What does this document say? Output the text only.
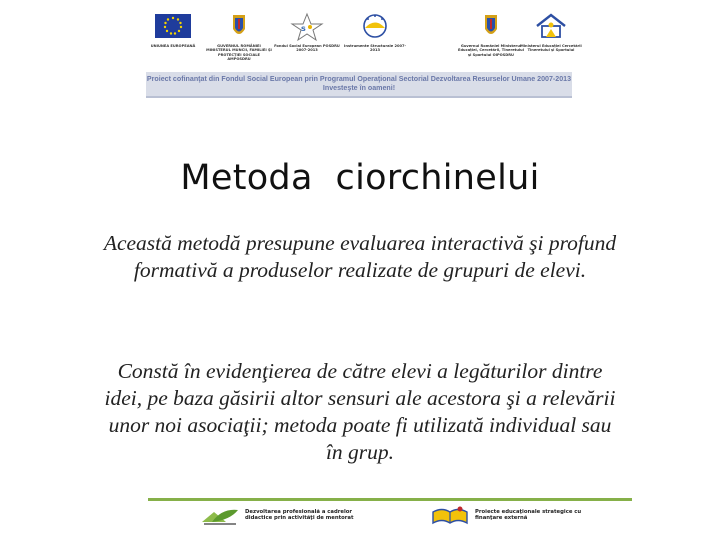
UNIUNEA EUROPEANĂ	GUVERNUL ROMÂNIEI MINISTERUL MUNCII, FAMILIEI ŞI PROTECŢIEI SOCIALE AMPOSDRU
s
Fondul Social European POSDRU 2007-2013
Instrumente Structurale 2007-2013
Guvernul României Ministerul Educaţiei, Cercetării, Tineretului şi Sportului OIPOSDRU
Ministerul Educaţiei Cercetării Tineretului şi Sportului
Proiect cofinanţat din Fondul Social European prin Programul Operaţional Sectorial Dezvoltarea Resurselor Umane 2007-2013
Investeşte în oameni!
Metoda  ciorchinelui
Această metodă presupune evaluarea interactivă şi profund formativă a produselor realizate de grupuri de elevi.
Constă în evidenţierea de către elevi a legăturilor dintre idei, pe baza găsirii altor sensuri ale acestora şi a relevării unor noi asociaţii; metoda poate fi utilizată individual sau în grup.
Dezvoltarea profesională a cadrelor didactice prin activităţi de mentorat
Proiecte educaţionale strategice cu finanţare externă
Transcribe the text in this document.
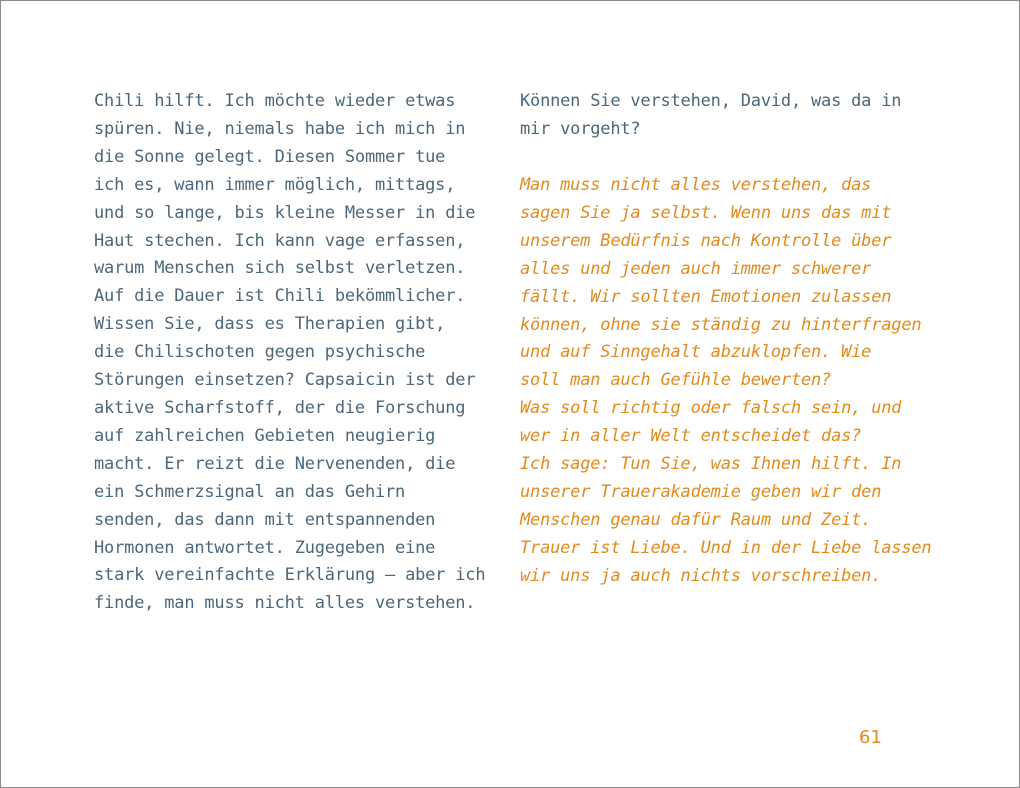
Chili hilft. Ich möchte wieder etwas
spüren. Nie, niemals habe ich mich in
die Sonne gelegt. Diesen Sommer tue
ich es, wann immer möglich, mittags,
und so lange, bis kleine Messer in die
Haut stechen. Ich kann vage erfassen,
warum Menschen sich selbst verletzen.
Auf die Dauer ist Chili bekömmlicher.
Wissen Sie, dass es Therapien gibt,
die Chilischoten gegen psychische
Störungen einsetzen? Capsaicin ist der
aktive Scharfstoff, der die Forschung
auf zahlreichen Gebieten neugierig
macht. Er reizt die Nervenenden, die
ein Schmerzsignal an das Gehirn
senden, das dann mit entspannenden
Hormonen antwortet. Zugegeben eine
stark vereinfachte Erklärung – aber ich
finde, man muss nicht alles verstehen.

Können Sie verstehen, David, was da in
mir vorgeht?

Man muss nicht alles verstehen, das
sagen Sie ja selbst. Wenn uns das mit
unserem Bedürfnis nach Kontrolle über
alles und jeden auch immer schwerer
fällt. Wir sollten Emotionen zulassen
können, ohne sie ständig zu hinterfragen
und auf Sinngehalt abzuklopfen. Wie
soll man auch Gefühle bewerten?
Was soll richtig oder falsch sein, und
wer in aller Welt entscheidet das?
Ich sage: Tun Sie, was Ihnen hilft. In
unserer Trauerakademie geben wir den
Menschen genau dafür Raum und Zeit.
Trauer ist Liebe. Und in der Liebe lassen
wir uns ja auch nichts vorschreiben.

61
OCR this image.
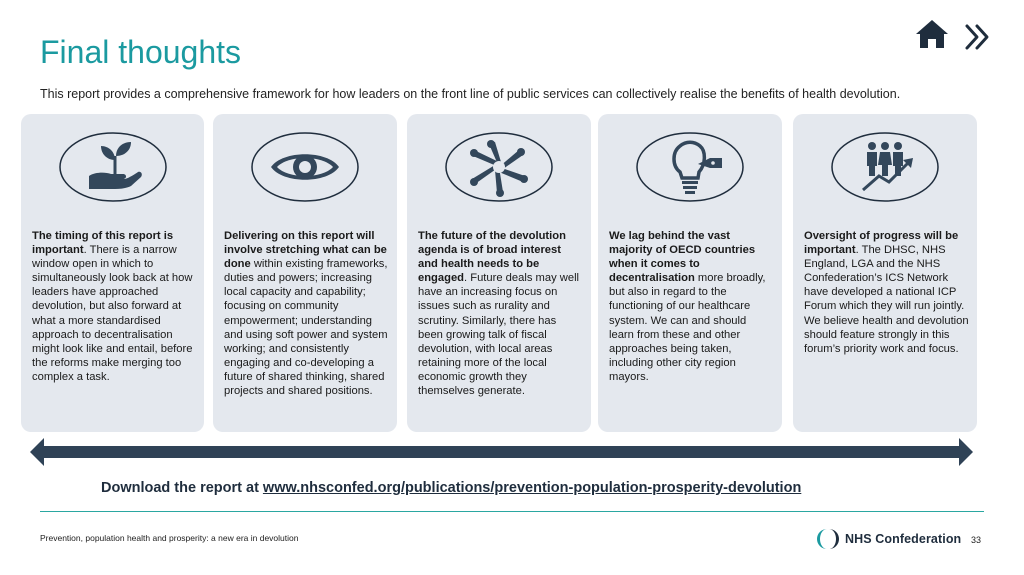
Final thoughts
This report provides a comprehensive framework for how leaders on the front line of public services can collectively realise the benefits of health devolution.
The timing of this report is important. There is a narrow window open in which to simultaneously look back at how leaders have approached devolution, but also forward at what a more standardised approach to decentralisation might look like and entail, before the reforms make merging too complex a task.
Delivering on this report will involve stretching what can be done within existing frameworks, duties and powers; increasing local capacity and capability; focusing on community empowerment; understanding and using soft power and system working; and consistently engaging and co-developing a future of shared thinking, shared projects and shared positions.
The future of the devolution agenda is of broad interest and health needs to be engaged. Future deals may well have an increasing focus on issues such as rurality and scrutiny. Similarly, there has been growing talk of fiscal devolution, with local areas retaining more of the local economic growth they themselves generate.
We lag behind the vast majority of OECD countries when it comes to decentralisation more broadly, but also in regard to the functioning of our healthcare system. We can and should learn from these and other approaches being taken, including other city region mayors.
Oversight of progress will be important. The DHSC, NHS England, LGA and the NHS Confederation’s ICS Network have developed a national ICP Forum which they will run jointly. We believe health and devolution should feature strongly in this forum’s priority work and focus.
Download the report at www.nhsconfed.org/publications/prevention-population-prosperity-devolution
Prevention, population health and prosperity: a new era in devolution	NHS Confederation 33
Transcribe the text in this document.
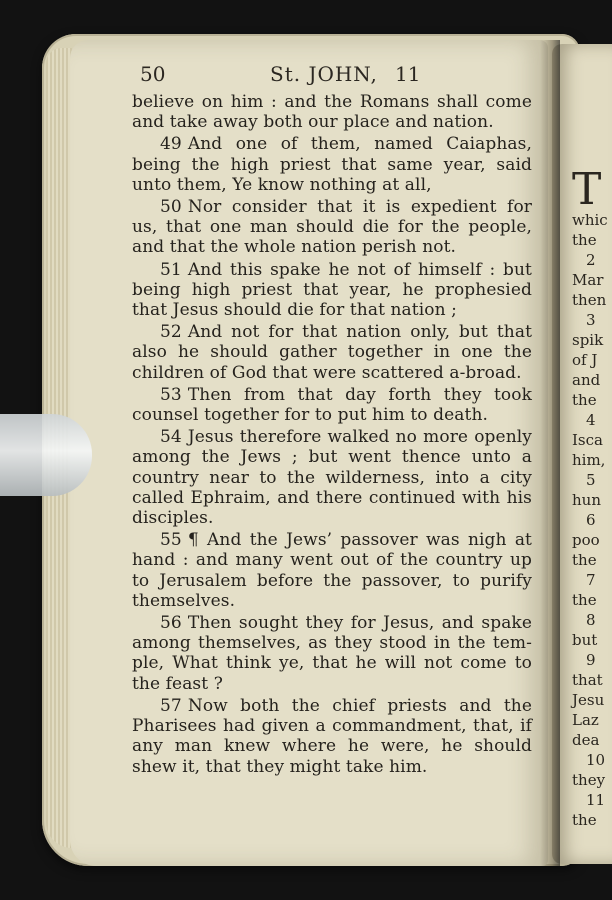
50	St. JOHN, 11

believe on him : and the Romans shall come and take away both our place and nation.

49 And one of them, named Caiaphas, being the high priest that same year, said unto them, Ye know nothing at all,

50 Nor consider that it is expedient for us, that one man should die for the people, and that the whole nation perish not.

51 And this spake he not of himself : but being high priest that year, he prophesied that Jesus should die for that nation ;

52 And not for that nation only, but that also he should gather together in one the children of God that were scattered a-broad.

53 Then from that day forth they took counsel together for to put him to death.

54 Jesus therefore walked no more openly among the Jews ; but went thence unto a country near to the wilderness, into a city called Ephraim, and there continued with his disciples.

55 ¶ And the Jews’ passover was nigh at hand : and many went out of the country up to Jerusalem before the passover, to purify themselves.

56 Then sought they for Jesus, and spake among themselves, as they stood in the tem-ple, What think ye, that he will not come to the feast ?

57 Now both the chief priests and the Pharisees had given a commandment, that, if any man knew where he were, he should shew it, that they might take him.

T
whic
the
2
Mar
then
3
spik
of J
and
the
4
Isca
him,
5
hun
6
poo
the
7
the
8
but
9
that
Jesu
Laz
dea
10
they
11
the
****
* Set problem
Report the number of lines containing the string "Jesus" and add nothing to it.

* Result
3